* _Task brief_
Go through the records and copy each line where the word "under" occurs.

[Start]

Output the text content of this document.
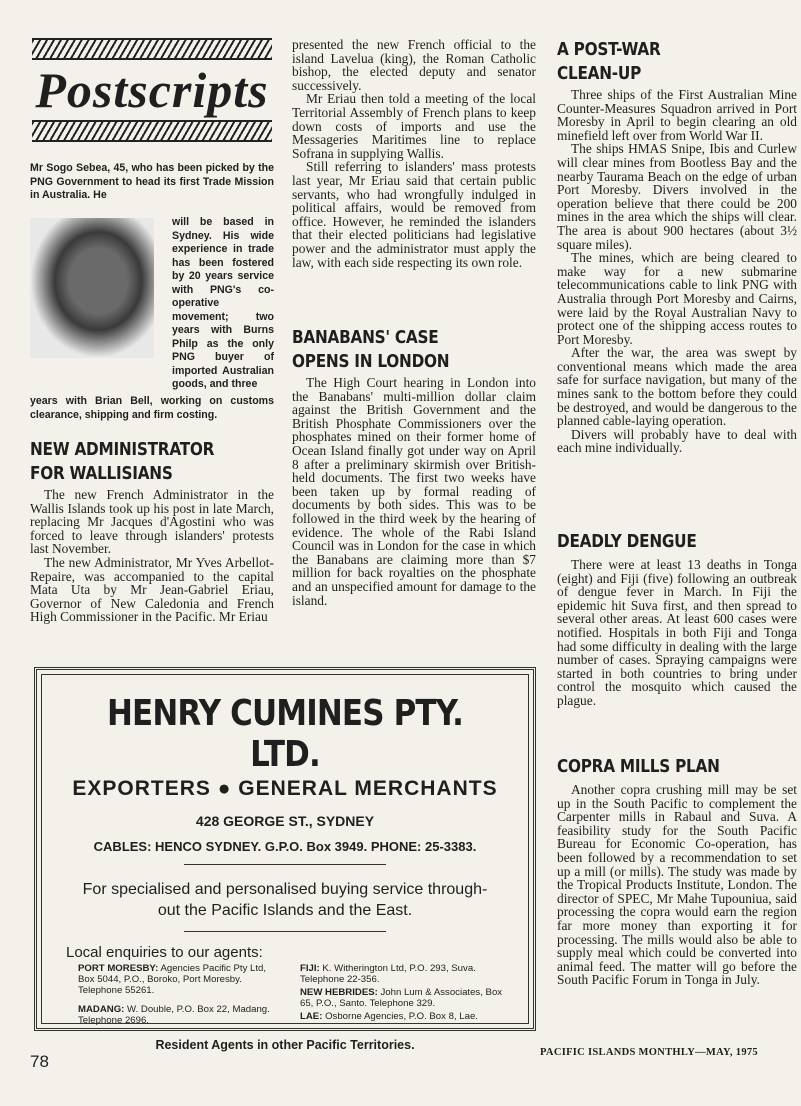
Postscripts
Mr Sogo Sebea, 45, who has been picked by the PNG Government to head its first Trade Mission in Australia. He
will be based in Sydney. His wide experience in trade has been fostered by 20 years service with PNG's co-operative movement; two years with Burns Philp as the only PNG buyer of imported Australian goods, and three
years with Brian Bell, working on customs clearance, shipping and firm costing.
NEW ADMINISTRATOR
FOR WALLISIANS

The new French Administrator in the Wallis Islands took up his post in late March, replacing Mr Jacques d'Agostini who was forced to leave through islanders' protests last November.

The new Administrator, Mr Yves Arbellot-Repaire, was accompanied to the capital Mata Uta by Mr Jean-Gabriel Eriau, Governor of New Caledonia and French High Commissioner in the Pacific. Mr Eriau

presented the new French official to the island Lavelua (king), the Roman Catholic bishop, the elected deputy and senator successively.

Mr Eriau then told a meeting of the local Territorial Assembly of French plans to keep down costs of imports and use the Messageries Maritimes line to replace Sofrana in supplying Wallis.

Still referring to islanders' mass protests last year, Mr Eriau said that certain public servants, who had wrongfully indulged in political affairs, would be removed from office. However, he reminded the islanders that their elected politicians had legislative power and the administrator must apply the law, with each side respecting its own role.

BANABANS' CASE
OPENS IN LONDON

The High Court hearing in London into the Banabans' multi-million dollar claim against the British Government and the British Phosphate Commissioners over the phosphates mined on their former home of Ocean Island finally got under way on April 8 after a preliminary skirmish over British-held documents. The first two weeks have been taken up by formal reading of documents by both sides. This was to be followed in the third week by the hearing of evidence. The whole of the Rabi Island Council was in London for the case in which the Banabans are claiming more than $7 million for back royalties on the phosphate and an unspecified amount for damage to the island.

A POST-WAR
CLEAN-UP

Three ships of the First Australian Mine Counter-Measures Squadron arrived in Port Moresby in April to begin clearing an old minefield left over from World War II.

The ships HMAS Snipe, Ibis and Curlew will clear mines from Bootless Bay and the nearby Taurama Beach on the edge of urban Port Moresby. Divers involved in the operation believe that there could be 200 mines in the area which the ships will clear. The area is about 900 hectares (about 3½ square miles).

The mines, which are being cleared to make way for a new submarine telecommunications cable to link PNG with Australia through Port Moresby and Cairns, were laid by the Royal Australian Navy to protect one of the shipping access routes to Port Moresby.

After the war, the area was swept by conventional means which made the area safe for surface navigation, but many of the mines sank to the bottom before they could be destroyed, and would be dangerous to the planned cable-laying operation.

Divers will probably have to deal with each mine individually.

DEADLY DENGUE

There were at least 13 deaths in Tonga (eight) and Fiji (five) following an outbreak of dengue fever in March. In Fiji the epidemic hit Suva first, and then spread to several other areas. At least 600 cases were notified. Hospitals in both Fiji and Tonga had some difficulty in dealing with the large number of cases. Spraying campaigns were started in both countries to bring under control the mosquito which caused the plague.

COPRA MILLS PLAN

Another copra crushing mill may be set up in the South Pacific to complement the Carpenter mills in Rabaul and Suva. A feasibility study for the South Pacific Bureau for Economic Co-operation, has been followed by a recommendation to set up a mill (or mills). The study was made by the Tropical Products Institute, London. The director of SPEC, Mr Mahe Tupouniua, said processing the copra would earn the region far more money than exporting it for processing. The mills would also be able to supply meal which could be converted into animal feed. The matter will go before the South Pacific Forum in Tonga in July.

HENRY CUMINES PTY. LTD.
EXPORTERS ● GENERAL MERCHANTS
428 GEORGE ST., SYDNEY
CABLES: HENCO SYDNEY. G.P.O. Box 3949. PHONE: 25-3383.
For specialised and personalised buying service through-
out the Pacific Islands and the East.
Local enquiries to our agents:
PORT MORESBY: Agencies Pacific Pty Ltd, Box 5044, P.O., Boroko, Port Moresby. Telephone 55261.
MADANG: W. Double, P.O. Box 22, Madang. Telephone 2696.
FIJI: K. Witherington Ltd, P.O. 293, Suva. Telephone 22-356.
NEW HEBRIDES: John Lum & Associates, Box 65, P.O., Santo. Telephone 329.
LAE: Osborne Agencies, P.O. Box 8, Lae.
Resident Agents in other Pacific Territories.
78	PACIFIC ISLANDS MONTHLY—MAY, 1975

[End]

* _Result for this task_
The High Court hearing in London into the Banabans' multi-million dollar claim against the British Government and the British Phosphate Commissioners over the phosphates mined on their former home of Ocean Island finally got under way on April 8 after a preliminary skirmish over British-held documents. The first two weeks have been taken up by formal reading of documents by both sides. This was to be followed in the third week by the hearing of evidence. The whole of the Rabi Island Council was in London for the case in which the Banabans are claiming more than $7 million for back royalties on the phosphate and an unspecified amount for damage to the island.
There were at least 13 deaths in Tonga (eight) and Fiji (five) following an outbreak of dengue fever in March. In Fiji the epidemic hit Suva first, and then spread to several other areas. At least 600 cases were notified. Hospitals in both Fiji and Tonga had some difficulty in dealing with the large number of cases. Spraying campaigns were started in both countries to bring under control the mosquito which caused the plague.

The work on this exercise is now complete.